Task description = All records need to be reproduced exactly. Keep every word as it is.

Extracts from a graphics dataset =

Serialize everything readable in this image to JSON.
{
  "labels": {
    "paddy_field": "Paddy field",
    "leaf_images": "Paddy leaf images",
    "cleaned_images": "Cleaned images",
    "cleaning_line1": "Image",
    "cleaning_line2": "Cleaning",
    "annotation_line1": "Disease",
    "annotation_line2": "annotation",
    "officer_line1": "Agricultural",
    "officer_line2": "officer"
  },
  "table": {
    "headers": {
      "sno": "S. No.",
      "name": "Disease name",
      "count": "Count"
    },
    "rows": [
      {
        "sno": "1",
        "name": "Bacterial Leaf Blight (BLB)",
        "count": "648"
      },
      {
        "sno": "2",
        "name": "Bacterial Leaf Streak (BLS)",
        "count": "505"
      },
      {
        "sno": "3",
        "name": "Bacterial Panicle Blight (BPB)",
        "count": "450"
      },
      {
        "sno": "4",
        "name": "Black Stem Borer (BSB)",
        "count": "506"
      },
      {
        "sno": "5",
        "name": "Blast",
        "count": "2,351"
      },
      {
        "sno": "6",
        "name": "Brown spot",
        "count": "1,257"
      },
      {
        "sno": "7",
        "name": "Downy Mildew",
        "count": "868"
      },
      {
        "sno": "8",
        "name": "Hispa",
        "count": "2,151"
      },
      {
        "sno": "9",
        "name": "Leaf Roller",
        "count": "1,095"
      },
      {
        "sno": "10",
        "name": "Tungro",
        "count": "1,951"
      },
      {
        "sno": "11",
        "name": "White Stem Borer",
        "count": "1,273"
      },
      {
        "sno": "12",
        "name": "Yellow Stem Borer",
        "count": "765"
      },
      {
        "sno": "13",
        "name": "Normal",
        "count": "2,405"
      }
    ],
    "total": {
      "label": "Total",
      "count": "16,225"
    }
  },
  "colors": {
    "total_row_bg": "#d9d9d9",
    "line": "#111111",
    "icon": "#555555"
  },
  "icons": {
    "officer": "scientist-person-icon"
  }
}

Task response =
Serialize everything readable in this image to JSON.
{
  "labels": {
    "paddy_field": "Paddy field",
    "leaf_images": "Paddy leaf images",
    "cleaned_images": "Cleaned images",
    "cleaning_line1": "Image",
    "cleaning_line2": "Cleaning",
    "annotation_line1": "Disease",
    "annotation_line2": "annotation",
    "officer_line1": "Agricultural",
    "officer_line2": "officer"
  },
  "table": {
    "headers": {
      "sno": "S. No.",
      "name": "Disease name",
      "count": "Count"
    },
    "rows": [
      {
        "sno": "1",
        "name": "Bacterial Leaf Blight (BLB)",
        "count": "648"
      },
      {
        "sno": "2",
        "name": "Bacterial Leaf Streak (BLS)",
        "count": "505"
      },
      {
        "sno": "3",
        "name": "Bacterial Panicle Blight (BPB)",
        "count": "450"
      },
      {
        "sno": "4",
        "name": "Black Stem Borer (BSB)",
        "count": "506"
      },
      {
        "sno": "5",
        "name": "Blast",
        "count": "2,351"
      },
      {
        "sno": "6",
        "name": "Brown spot",
        "count": "1,257"
      },
      {
        "sno": "7",
        "name": "Downy Mildew",
        "count": "868"
      },
      {
        "sno": "8",
        "name": "Hispa",
        "count": "2,151"
      },
      {
        "sno": "9",
        "name": "Leaf Roller",
        "count": "1,095"
      },
      {
        "sno": "10",
        "name": "Tungro",
        "count": "1,951"
      },
      {
        "sno": "11",
        "name": "White Stem Borer",
        "count": "1,273"
      },
      {
        "sno": "12",
        "name": "Yellow Stem Borer",
        "count": "765"
      },
      {
        "sno": "13",
        "name": "Normal",
        "count": "2,405"
      }
    ],
    "total": {
      "label": "Total",
      "count": "16,225"
    }
  },
  "colors": {
    "total_row_bg": "#d9d9d9",
    "line": "#111111",
    "icon": "#555555"
  },
  "icons": {
    "officer": "scientist-person-icon"
  }
}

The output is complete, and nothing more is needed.